>> start

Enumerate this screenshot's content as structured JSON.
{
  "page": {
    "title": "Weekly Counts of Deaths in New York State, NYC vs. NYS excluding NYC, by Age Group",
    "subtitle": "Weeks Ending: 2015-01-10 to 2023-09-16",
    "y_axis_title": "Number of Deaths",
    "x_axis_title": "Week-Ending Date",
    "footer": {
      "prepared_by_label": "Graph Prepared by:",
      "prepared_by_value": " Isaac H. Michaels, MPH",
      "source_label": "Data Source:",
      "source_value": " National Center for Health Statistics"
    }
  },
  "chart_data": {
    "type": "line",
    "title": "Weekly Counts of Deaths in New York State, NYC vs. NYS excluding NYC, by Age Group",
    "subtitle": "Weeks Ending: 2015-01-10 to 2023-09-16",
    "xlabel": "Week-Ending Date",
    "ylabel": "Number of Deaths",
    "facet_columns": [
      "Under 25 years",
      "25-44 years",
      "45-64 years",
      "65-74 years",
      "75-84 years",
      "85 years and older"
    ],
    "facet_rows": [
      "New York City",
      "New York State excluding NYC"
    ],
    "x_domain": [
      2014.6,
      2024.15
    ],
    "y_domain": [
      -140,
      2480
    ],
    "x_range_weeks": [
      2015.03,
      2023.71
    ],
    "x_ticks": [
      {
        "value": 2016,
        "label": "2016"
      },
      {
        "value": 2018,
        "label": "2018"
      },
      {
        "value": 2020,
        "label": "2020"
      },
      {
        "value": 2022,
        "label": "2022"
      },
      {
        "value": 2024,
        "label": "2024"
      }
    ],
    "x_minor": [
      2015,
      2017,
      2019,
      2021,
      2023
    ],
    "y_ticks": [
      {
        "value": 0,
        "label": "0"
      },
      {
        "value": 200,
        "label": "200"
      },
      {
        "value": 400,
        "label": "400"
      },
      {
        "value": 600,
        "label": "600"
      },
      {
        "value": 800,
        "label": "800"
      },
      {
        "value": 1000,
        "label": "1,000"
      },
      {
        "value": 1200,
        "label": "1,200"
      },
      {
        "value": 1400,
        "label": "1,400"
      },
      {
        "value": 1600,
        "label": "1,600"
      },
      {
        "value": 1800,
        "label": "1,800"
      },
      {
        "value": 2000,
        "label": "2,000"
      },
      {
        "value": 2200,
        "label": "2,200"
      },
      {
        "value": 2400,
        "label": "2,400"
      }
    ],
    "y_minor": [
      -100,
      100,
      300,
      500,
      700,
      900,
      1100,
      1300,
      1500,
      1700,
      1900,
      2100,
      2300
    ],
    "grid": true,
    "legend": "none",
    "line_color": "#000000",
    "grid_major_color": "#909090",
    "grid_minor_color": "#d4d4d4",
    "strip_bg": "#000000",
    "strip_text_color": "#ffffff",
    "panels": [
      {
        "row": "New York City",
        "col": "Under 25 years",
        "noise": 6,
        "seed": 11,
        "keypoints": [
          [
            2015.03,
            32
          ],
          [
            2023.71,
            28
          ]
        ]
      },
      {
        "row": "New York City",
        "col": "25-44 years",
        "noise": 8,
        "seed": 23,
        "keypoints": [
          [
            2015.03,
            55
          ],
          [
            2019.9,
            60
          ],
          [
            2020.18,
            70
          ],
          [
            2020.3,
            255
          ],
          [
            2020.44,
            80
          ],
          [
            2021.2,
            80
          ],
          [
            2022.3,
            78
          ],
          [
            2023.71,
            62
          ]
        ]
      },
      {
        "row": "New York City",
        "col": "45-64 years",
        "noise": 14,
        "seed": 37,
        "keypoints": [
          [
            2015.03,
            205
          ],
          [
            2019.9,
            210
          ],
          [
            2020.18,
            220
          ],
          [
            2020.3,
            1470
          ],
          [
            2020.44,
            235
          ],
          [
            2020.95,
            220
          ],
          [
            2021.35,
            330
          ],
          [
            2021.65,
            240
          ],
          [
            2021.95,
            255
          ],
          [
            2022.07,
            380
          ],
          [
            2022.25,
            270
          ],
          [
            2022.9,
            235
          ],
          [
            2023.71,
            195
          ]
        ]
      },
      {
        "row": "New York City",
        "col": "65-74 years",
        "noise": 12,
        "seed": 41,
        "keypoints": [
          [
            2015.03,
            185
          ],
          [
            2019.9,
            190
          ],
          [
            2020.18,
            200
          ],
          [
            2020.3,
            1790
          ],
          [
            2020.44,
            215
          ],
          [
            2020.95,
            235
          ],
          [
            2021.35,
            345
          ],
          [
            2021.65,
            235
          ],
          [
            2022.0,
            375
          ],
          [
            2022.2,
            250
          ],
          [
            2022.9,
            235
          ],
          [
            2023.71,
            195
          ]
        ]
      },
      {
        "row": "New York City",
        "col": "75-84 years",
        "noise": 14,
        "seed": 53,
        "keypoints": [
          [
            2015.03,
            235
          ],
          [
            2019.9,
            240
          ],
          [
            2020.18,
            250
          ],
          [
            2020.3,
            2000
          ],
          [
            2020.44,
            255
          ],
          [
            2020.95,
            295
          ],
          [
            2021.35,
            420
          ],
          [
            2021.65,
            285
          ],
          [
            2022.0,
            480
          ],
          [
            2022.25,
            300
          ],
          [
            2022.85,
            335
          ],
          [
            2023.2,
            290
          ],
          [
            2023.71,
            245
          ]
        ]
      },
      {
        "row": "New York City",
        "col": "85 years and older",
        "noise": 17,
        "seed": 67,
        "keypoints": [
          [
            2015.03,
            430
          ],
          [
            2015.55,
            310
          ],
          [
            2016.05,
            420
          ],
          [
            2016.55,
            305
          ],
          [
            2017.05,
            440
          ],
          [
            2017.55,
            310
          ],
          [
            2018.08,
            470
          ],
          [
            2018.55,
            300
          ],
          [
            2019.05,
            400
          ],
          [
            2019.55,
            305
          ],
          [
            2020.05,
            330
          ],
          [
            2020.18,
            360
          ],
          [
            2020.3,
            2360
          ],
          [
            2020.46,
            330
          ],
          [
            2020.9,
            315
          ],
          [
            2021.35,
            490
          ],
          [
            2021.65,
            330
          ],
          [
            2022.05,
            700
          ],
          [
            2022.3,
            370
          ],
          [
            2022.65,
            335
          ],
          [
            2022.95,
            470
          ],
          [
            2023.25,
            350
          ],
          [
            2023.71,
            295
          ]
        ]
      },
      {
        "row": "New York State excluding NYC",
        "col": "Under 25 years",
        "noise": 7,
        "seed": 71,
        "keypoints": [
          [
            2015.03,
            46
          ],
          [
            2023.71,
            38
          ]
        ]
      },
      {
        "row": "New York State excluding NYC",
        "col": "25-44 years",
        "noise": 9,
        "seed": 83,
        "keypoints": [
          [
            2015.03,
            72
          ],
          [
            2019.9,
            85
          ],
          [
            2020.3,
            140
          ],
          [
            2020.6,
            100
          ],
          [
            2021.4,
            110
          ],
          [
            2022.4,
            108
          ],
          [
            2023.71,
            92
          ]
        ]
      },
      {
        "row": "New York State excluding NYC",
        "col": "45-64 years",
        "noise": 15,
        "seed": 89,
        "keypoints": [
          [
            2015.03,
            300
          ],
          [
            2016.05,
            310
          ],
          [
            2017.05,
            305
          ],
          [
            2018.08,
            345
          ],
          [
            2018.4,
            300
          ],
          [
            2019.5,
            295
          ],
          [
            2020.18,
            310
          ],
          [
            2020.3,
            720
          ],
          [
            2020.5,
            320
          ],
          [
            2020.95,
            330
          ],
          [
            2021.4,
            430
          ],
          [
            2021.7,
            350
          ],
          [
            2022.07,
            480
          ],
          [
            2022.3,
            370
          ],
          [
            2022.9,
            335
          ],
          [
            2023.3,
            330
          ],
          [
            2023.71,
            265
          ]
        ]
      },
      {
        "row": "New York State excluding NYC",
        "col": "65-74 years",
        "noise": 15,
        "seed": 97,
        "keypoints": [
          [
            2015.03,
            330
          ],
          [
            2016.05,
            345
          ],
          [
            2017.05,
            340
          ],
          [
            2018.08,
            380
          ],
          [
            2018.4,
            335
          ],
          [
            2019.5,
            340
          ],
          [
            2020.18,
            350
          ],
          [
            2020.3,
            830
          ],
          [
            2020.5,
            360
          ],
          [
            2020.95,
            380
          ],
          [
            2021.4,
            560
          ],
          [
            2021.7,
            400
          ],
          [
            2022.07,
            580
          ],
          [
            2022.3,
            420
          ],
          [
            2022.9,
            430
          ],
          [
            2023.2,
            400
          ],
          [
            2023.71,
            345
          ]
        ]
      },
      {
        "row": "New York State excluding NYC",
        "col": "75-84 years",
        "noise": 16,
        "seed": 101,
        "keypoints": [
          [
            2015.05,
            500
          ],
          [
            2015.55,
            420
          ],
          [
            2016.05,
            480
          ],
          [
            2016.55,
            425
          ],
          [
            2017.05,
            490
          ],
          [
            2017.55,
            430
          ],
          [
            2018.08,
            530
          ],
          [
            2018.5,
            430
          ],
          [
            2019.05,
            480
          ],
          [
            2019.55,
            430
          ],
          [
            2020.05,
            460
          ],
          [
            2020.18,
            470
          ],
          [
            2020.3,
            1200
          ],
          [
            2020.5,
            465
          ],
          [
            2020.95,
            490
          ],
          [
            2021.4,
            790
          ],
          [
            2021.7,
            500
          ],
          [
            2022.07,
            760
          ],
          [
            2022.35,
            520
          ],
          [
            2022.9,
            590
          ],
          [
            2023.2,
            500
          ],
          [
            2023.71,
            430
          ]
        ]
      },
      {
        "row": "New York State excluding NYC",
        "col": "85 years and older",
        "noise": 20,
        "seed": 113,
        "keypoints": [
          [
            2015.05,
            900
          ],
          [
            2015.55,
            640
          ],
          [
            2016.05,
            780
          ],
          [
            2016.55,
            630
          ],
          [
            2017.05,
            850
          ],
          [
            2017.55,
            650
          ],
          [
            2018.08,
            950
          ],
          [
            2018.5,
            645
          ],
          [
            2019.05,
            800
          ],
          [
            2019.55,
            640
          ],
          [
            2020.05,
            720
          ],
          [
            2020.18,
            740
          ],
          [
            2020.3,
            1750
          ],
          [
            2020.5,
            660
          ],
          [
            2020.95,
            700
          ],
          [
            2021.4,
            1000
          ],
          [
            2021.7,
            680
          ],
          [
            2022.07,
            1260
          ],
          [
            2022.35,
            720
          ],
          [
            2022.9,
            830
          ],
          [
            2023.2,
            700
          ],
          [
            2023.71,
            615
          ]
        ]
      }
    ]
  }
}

>> end

* _Written problem_: Gather all lines from the records above in which "Number" appears.

* _Output of the task_:
    "y_axis_title": "Number of Deaths",
    "ylabel": "Number of Deaths",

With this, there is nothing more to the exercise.